(Aim of the task): Restate the entries below word for word, omitting nothing.

Stored records
+++++

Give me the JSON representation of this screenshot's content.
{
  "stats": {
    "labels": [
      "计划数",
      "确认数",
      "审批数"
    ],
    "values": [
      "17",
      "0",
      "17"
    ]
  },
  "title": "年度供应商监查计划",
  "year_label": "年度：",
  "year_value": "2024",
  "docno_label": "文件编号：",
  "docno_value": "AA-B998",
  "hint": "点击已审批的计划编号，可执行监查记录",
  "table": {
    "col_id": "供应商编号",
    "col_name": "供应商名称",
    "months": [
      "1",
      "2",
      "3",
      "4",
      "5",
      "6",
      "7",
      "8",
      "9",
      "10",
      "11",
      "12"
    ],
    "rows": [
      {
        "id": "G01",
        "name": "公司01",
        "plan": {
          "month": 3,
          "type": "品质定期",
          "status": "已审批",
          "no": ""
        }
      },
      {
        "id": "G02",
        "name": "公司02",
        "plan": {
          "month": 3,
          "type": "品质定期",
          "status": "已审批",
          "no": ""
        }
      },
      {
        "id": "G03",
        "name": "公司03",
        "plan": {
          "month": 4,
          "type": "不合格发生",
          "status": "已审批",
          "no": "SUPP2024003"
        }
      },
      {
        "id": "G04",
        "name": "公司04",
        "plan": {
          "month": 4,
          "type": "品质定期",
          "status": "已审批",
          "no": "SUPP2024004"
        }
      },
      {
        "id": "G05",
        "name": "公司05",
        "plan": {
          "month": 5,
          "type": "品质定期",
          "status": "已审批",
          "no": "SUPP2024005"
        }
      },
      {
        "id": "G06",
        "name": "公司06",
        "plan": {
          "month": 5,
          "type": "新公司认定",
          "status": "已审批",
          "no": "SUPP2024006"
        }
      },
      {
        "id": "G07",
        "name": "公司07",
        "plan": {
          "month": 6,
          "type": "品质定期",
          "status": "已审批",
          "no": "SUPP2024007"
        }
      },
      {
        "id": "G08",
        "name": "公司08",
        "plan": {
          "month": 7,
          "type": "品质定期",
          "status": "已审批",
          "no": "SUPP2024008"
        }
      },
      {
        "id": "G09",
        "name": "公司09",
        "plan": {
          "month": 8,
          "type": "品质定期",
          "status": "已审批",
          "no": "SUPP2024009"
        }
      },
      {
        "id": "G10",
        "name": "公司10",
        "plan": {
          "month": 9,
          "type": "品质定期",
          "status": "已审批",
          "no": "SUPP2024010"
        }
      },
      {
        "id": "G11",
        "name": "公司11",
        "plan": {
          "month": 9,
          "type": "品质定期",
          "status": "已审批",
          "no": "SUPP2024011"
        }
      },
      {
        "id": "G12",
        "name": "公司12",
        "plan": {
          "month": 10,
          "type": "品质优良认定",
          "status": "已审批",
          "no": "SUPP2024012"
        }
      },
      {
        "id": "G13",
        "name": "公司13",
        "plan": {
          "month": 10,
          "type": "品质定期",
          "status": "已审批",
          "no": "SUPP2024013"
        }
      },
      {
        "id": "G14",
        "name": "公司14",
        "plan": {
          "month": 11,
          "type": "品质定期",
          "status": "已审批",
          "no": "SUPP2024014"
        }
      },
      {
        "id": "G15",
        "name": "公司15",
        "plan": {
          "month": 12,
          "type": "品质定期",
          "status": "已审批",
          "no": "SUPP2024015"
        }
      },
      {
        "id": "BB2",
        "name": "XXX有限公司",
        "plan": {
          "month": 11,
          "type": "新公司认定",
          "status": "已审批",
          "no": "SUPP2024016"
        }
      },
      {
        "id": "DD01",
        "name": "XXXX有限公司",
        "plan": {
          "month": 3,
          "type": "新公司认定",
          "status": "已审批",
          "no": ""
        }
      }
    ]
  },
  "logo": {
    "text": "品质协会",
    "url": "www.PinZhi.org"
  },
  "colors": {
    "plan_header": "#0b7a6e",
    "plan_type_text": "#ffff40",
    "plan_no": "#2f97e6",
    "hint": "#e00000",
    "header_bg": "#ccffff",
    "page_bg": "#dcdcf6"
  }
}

+++++

(Result):
Give me the JSON representation of this screenshot's content.
{
  "stats": {
    "labels": [
      "计划数",
      "确认数",
      "审批数"
    ],
    "values": [
      "17",
      "0",
      "17"
    ]
  },
  "title": "年度供应商监查计划",
  "year_label": "年度：",
  "year_value": "2024",
  "docno_label": "文件编号：",
  "docno_value": "AA-B998",
  "hint": "点击已审批的计划编号，可执行监查记录",
  "table": {
    "col_id": "供应商编号",
    "col_name": "供应商名称",
    "months": [
      "1",
      "2",
      "3",
      "4",
      "5",
      "6",
      "7",
      "8",
      "9",
      "10",
      "11",
      "12"
    ],
    "rows": [
      {
        "id": "G01",
        "name": "公司01",
        "plan": {
          "month": 3,
          "type": "品质定期",
          "status": "已审批",
          "no": ""
        }
      },
      {
        "id": "G02",
        "name": "公司02",
        "plan": {
          "month": 3,
          "type": "品质定期",
          "status": "已审批",
          "no": ""
        }
      },
      {
        "id": "G03",
        "name": "公司03",
        "plan": {
          "month": 4,
          "type": "不合格发生",
          "status": "已审批",
          "no": "SUPP2024003"
        }
      },
      {
        "id": "G04",
        "name": "公司04",
        "plan": {
          "month": 4,
          "type": "品质定期",
          "status": "已审批",
          "no": "SUPP2024004"
        }
      },
      {
        "id": "G05",
        "name": "公司05",
        "plan": {
          "month": 5,
          "type": "品质定期",
          "status": "已审批",
          "no": "SUPP2024005"
        }
      },
      {
        "id": "G06",
        "name": "公司06",
        "plan": {
          "month": 5,
          "type": "新公司认定",
          "status": "已审批",
          "no": "SUPP2024006"
        }
      },
      {
        "id": "G07",
        "name": "公司07",
        "plan": {
          "month": 6,
          "type": "品质定期",
          "status": "已审批",
          "no": "SUPP2024007"
        }
      },
      {
        "id": "G08",
        "name": "公司08",
        "plan": {
          "month": 7,
          "type": "品质定期",
          "status": "已审批",
          "no": "SUPP2024008"
        }
      },
      {
        "id": "G09",
        "name": "公司09",
        "plan": {
          "month": 8,
          "type": "品质定期",
          "status": "已审批",
          "no": "SUPP2024009"
        }
      },
      {
        "id": "G10",
        "name": "公司10",
        "plan": {
          "month": 9,
          "type": "品质定期",
          "status": "已审批",
          "no": "SUPP2024010"
        }
      },
      {
        "id": "G11",
        "name": "公司11",
        "plan": {
          "month": 9,
          "type": "品质定期",
          "status": "已审批",
          "no": "SUPP2024011"
        }
      },
      {
        "id": "G12",
        "name": "公司12",
        "plan": {
          "month": 10,
          "type": "品质优良认定",
          "status": "已审批",
          "no": "SUPP2024012"
        }
      },
      {
        "id": "G13",
        "name": "公司13",
        "plan": {
          "month": 10,
          "type": "品质定期",
          "status": "已审批",
          "no": "SUPP2024013"
        }
      },
      {
        "id": "G14",
        "name": "公司14",
        "plan": {
          "month": 11,
          "type": "品质定期",
          "status": "已审批",
          "no": "SUPP2024014"
        }
      },
      {
        "id": "G15",
        "name": "公司15",
        "plan": {
          "month": 12,
          "type": "品质定期",
          "status": "已审批",
          "no": "SUPP2024015"
        }
      },
      {
        "id": "BB2",
        "name": "XXX有限公司",
        "plan": {
          "month": 11,
          "type": "新公司认定",
          "status": "已审批",
          "no": "SUPP2024016"
        }
      },
      {
        "id": "DD01",
        "name": "XXXX有限公司",
        "plan": {
          "month": 3,
          "type": "新公司认定",
          "status": "已审批",
          "no": ""
        }
      }
    ]
  },
  "logo": {
    "text": "品质协会",
    "url": "www.PinZhi.org"
  },
  "colors": {
    "plan_header": "#0b7a6e",
    "plan_type_text": "#ffff40",
    "plan_no": "#2f97e6",
    "hint": "#e00000",
    "header_bg": "#ccffff",
    "page_bg": "#dcdcf6"
  }
}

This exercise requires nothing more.